→ **STATED EXERCISE**
How many of the lines below include "this"? Give the number and no other words.
═══ SUPPLIED RECORDS ═══
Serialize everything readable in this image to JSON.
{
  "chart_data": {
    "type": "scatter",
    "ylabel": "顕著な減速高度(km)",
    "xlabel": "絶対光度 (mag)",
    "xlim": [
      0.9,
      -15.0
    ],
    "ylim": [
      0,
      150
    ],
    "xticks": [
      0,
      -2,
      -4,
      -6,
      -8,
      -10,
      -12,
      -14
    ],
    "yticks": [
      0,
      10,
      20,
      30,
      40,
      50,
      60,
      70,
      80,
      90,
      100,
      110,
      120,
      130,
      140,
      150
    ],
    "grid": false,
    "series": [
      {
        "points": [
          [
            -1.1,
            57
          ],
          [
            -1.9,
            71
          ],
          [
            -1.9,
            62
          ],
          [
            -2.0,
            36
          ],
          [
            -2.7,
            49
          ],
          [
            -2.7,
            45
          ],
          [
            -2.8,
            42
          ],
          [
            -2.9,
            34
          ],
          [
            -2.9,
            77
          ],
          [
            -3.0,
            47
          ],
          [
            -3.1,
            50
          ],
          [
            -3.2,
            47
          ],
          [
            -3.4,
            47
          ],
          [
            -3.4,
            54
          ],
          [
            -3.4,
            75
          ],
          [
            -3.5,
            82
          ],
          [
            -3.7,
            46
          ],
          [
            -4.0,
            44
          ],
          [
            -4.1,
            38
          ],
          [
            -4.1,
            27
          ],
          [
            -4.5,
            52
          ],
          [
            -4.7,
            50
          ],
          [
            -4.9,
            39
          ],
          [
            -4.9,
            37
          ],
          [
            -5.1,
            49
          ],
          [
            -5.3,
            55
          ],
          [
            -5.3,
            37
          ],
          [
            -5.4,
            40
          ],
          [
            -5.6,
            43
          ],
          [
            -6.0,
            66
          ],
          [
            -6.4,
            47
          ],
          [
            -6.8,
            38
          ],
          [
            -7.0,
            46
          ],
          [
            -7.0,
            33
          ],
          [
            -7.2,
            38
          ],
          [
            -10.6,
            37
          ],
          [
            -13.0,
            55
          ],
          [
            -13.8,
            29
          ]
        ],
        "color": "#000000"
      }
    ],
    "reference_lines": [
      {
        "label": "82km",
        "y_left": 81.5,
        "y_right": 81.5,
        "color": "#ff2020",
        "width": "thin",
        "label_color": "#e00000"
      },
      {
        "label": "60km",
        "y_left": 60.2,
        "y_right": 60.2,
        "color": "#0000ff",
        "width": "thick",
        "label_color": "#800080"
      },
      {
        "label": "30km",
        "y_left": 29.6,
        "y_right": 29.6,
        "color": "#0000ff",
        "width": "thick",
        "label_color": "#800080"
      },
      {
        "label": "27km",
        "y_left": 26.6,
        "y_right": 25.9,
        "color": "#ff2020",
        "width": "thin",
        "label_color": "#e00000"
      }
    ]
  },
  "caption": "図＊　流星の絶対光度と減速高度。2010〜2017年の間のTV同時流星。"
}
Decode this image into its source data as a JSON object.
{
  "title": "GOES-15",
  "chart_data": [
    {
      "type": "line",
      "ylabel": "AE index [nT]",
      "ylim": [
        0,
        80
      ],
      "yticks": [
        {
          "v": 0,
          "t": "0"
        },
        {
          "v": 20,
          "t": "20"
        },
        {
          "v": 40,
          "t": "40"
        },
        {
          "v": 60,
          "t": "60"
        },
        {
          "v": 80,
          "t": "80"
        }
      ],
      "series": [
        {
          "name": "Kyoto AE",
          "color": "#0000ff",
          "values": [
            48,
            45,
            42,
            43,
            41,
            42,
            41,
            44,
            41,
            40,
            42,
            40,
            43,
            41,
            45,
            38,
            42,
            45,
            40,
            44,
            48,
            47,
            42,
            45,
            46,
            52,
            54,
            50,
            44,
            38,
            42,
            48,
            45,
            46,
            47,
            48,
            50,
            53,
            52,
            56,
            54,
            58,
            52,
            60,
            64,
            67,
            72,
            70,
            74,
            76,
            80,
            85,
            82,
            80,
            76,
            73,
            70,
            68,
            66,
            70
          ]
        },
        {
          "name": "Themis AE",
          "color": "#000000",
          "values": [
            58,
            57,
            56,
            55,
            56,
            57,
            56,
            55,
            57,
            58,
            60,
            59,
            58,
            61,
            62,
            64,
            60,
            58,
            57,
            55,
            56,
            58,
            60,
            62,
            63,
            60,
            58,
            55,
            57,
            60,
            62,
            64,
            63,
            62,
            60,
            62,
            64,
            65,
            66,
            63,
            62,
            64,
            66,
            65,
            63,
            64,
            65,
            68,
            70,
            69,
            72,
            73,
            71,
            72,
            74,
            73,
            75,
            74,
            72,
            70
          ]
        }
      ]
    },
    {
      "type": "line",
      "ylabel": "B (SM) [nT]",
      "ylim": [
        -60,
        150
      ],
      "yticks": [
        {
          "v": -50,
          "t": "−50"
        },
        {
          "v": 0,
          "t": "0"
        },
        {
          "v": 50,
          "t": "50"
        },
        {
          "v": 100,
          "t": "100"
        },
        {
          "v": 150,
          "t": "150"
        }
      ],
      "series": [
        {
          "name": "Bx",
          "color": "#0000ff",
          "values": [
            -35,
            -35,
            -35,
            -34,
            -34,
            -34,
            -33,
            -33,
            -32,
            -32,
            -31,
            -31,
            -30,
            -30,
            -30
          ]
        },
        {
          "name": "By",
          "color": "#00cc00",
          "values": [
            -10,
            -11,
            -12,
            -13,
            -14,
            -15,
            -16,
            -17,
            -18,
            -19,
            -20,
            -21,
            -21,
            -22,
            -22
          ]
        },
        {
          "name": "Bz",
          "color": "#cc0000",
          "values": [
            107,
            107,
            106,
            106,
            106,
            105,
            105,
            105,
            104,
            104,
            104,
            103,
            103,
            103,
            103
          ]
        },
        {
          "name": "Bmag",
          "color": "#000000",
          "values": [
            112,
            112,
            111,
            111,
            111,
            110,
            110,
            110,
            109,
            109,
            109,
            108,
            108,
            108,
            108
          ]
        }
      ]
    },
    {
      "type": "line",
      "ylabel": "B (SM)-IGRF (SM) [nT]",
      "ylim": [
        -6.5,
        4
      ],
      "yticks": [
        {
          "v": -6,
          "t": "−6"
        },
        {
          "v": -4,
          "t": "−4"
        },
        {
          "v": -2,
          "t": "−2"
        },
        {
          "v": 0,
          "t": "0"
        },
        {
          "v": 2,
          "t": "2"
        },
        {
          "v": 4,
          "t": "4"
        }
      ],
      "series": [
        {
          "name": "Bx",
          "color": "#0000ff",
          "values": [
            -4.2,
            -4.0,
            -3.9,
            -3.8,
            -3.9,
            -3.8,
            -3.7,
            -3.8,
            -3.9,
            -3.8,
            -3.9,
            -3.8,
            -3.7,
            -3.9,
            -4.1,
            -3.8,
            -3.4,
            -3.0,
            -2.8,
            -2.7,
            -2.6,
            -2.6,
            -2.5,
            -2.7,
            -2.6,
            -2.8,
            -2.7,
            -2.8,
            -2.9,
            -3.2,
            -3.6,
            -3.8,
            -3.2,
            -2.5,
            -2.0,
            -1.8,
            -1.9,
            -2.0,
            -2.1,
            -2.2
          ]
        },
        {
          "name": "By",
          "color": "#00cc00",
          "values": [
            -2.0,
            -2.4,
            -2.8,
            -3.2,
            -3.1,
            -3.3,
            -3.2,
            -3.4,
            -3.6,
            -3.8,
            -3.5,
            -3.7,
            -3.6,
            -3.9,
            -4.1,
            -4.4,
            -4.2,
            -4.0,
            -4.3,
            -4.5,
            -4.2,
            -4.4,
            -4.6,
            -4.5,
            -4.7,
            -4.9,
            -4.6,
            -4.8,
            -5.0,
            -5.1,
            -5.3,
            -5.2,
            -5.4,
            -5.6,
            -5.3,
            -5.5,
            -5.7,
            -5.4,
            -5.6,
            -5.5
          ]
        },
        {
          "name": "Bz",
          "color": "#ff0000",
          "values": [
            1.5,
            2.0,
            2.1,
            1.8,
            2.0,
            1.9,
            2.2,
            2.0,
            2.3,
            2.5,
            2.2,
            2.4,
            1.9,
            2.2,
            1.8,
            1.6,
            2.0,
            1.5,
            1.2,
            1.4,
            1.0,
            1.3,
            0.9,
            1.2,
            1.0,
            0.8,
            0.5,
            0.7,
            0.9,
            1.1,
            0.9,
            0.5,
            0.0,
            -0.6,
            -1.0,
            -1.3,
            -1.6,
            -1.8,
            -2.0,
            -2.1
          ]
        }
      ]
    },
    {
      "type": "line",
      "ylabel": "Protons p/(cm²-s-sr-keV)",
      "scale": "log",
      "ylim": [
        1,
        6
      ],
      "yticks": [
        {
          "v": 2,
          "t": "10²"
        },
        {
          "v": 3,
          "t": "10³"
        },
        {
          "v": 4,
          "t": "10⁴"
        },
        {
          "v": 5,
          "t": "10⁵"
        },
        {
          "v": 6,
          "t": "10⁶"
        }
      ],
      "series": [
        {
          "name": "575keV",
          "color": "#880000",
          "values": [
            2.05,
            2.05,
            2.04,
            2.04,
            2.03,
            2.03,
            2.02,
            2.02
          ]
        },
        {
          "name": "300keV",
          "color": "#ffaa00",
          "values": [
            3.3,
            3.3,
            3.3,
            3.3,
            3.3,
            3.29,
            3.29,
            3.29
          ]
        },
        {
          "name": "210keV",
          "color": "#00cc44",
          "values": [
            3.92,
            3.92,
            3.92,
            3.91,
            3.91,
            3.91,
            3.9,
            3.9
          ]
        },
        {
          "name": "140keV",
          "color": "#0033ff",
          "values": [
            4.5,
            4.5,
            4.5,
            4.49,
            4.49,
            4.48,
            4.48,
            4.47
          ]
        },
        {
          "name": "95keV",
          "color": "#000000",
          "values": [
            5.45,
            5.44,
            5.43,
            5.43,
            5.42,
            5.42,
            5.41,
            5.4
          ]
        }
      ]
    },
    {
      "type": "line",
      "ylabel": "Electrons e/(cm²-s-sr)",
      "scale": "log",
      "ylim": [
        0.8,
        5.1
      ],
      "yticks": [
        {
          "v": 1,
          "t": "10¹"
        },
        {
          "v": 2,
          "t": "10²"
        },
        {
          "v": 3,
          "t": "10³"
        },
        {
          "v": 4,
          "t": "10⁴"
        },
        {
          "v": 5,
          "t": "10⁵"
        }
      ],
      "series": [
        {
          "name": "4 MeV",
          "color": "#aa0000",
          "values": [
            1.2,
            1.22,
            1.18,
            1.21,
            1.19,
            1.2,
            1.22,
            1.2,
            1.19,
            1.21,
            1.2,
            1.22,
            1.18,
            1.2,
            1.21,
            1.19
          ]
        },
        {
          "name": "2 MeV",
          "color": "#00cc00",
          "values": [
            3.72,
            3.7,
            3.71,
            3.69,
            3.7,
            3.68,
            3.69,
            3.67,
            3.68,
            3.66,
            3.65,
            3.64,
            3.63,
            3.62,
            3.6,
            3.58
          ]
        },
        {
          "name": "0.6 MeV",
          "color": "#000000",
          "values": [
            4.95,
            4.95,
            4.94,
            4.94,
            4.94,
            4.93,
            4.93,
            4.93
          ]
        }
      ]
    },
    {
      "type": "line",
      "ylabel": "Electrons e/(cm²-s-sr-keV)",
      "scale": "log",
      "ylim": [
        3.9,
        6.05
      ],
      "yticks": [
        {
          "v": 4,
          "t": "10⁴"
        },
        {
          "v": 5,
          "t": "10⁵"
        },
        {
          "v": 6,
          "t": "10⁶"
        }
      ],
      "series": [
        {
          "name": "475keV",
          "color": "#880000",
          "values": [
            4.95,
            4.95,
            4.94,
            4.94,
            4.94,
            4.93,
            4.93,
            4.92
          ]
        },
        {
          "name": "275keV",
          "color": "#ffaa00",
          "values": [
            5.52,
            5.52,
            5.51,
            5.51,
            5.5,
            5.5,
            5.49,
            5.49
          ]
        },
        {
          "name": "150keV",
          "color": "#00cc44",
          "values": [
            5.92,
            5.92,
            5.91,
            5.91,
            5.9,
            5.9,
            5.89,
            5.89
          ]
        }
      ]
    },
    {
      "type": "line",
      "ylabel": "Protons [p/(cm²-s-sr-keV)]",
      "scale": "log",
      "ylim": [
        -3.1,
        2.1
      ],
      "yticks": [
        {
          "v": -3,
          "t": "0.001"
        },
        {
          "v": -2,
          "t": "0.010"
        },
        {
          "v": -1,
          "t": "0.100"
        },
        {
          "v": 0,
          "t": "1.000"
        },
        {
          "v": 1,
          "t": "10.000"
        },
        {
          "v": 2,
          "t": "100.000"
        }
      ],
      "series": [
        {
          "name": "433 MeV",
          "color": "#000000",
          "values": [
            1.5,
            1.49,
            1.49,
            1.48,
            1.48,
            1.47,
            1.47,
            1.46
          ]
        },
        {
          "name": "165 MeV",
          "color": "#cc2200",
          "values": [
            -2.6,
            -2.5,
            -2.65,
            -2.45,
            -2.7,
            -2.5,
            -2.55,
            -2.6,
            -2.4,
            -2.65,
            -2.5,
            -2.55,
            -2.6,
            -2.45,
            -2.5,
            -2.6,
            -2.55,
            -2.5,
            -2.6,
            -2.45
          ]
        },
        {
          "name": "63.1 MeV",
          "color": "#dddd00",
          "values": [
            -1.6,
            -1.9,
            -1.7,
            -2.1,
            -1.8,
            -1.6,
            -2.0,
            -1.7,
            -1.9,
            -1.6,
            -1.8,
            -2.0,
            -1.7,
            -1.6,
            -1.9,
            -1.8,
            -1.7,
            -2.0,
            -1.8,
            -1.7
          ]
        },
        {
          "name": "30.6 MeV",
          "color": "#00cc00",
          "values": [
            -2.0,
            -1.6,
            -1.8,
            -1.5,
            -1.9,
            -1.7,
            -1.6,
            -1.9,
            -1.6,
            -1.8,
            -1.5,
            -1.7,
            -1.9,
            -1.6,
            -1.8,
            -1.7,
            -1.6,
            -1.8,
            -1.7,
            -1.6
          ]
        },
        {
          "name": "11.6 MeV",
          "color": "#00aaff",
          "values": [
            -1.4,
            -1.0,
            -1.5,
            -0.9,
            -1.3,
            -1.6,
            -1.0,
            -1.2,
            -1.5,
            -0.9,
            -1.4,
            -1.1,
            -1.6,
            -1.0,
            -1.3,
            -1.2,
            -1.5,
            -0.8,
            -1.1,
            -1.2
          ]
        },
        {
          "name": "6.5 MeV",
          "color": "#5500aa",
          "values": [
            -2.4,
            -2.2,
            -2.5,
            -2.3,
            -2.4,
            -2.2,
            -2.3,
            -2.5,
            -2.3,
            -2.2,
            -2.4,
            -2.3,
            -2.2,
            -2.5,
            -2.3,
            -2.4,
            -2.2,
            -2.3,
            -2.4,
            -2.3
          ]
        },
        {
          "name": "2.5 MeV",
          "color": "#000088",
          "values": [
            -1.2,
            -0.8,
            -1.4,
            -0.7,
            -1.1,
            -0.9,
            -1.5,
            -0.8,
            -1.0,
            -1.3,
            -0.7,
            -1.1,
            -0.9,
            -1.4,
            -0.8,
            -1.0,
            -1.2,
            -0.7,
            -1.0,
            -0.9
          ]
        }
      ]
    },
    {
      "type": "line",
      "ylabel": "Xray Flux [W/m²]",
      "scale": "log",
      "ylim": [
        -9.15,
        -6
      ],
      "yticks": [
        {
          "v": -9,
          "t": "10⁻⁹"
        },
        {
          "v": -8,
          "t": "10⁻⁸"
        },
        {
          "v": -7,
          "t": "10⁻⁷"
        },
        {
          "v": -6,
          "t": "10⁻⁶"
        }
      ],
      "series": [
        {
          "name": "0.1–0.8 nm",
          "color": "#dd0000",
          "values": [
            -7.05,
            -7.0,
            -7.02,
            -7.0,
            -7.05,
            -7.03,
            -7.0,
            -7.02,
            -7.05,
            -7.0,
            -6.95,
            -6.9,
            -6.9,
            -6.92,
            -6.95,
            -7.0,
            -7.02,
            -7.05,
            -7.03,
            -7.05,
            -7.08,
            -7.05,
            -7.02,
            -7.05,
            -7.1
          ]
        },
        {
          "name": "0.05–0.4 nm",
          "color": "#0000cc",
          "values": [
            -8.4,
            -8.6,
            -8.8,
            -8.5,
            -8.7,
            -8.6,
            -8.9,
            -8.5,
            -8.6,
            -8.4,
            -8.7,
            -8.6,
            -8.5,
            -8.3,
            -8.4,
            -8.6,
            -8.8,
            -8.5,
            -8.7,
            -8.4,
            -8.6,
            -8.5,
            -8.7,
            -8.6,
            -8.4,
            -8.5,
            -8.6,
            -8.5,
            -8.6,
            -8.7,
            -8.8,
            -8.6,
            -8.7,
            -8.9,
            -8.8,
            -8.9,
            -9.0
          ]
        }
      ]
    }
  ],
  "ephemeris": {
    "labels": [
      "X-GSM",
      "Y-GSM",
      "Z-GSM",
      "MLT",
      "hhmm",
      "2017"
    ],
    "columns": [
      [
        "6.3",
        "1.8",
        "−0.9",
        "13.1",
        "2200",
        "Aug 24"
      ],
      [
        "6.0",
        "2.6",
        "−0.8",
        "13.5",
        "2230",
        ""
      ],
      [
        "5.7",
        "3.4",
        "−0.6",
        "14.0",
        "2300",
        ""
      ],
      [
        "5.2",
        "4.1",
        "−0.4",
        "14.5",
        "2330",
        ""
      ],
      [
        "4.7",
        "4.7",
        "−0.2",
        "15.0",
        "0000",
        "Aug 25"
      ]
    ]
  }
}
═══
→ **THE RESULT**
2